### [Stated problem]
Present every line in which the string "públicos" appears.

[Records from a collection]
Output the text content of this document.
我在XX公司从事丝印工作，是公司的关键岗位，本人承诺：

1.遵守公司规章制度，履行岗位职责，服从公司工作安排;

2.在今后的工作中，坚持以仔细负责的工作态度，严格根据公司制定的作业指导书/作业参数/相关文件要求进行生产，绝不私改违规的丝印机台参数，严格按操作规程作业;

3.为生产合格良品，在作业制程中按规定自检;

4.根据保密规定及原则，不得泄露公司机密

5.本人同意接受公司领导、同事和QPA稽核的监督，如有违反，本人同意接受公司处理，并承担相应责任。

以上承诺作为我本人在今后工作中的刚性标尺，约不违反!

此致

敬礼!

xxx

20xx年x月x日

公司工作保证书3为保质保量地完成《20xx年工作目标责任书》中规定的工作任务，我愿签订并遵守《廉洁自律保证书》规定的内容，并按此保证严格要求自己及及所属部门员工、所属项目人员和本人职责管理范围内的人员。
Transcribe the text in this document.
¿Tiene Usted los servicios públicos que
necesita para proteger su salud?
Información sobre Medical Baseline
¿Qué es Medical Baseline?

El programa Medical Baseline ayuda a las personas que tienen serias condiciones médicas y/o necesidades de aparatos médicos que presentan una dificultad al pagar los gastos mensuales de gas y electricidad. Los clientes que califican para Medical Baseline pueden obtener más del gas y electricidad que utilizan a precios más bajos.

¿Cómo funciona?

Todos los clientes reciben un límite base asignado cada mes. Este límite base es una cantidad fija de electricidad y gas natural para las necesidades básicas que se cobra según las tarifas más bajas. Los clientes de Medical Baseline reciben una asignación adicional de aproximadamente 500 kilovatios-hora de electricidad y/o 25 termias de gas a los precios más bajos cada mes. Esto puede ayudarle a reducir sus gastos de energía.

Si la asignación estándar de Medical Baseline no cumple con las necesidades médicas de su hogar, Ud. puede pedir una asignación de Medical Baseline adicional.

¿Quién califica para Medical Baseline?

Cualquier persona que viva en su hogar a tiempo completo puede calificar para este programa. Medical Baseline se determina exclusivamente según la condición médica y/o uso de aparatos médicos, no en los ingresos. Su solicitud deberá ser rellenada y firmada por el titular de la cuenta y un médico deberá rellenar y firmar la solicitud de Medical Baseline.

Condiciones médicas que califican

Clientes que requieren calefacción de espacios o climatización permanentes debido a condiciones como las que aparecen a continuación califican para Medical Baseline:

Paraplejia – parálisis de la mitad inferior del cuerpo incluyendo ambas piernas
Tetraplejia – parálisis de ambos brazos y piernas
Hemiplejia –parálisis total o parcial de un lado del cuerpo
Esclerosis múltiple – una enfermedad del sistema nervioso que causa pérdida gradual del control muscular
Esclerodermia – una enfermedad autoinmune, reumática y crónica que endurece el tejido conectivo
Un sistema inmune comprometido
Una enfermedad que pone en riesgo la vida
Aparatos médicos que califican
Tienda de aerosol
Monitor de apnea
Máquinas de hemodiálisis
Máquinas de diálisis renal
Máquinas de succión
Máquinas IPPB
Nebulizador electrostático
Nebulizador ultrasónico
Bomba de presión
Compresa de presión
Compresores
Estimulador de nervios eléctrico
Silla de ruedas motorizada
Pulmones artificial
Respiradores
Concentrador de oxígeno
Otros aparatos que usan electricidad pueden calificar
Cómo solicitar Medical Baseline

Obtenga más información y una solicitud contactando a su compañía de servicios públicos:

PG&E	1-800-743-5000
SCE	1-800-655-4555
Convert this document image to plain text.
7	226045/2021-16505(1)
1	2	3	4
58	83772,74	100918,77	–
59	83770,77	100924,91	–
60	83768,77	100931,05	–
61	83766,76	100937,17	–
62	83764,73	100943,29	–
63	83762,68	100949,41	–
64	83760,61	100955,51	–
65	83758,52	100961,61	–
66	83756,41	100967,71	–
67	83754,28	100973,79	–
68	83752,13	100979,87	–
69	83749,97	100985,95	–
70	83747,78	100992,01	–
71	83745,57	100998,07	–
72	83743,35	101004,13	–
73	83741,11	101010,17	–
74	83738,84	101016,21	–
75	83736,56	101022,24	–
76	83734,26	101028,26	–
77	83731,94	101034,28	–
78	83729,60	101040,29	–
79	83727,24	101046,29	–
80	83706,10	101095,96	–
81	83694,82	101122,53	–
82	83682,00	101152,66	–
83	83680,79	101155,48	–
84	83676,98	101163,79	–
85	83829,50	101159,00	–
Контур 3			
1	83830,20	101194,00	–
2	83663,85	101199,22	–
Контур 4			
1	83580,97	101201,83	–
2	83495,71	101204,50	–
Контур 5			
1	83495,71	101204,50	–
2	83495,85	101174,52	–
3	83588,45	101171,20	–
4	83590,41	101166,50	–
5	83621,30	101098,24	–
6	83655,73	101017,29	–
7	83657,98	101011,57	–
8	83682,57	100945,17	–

### [Final result]
¿Tiene Usted los servicios públicos que
Obtenga más información y una solicitud contactando a su compañía de servicios públicos:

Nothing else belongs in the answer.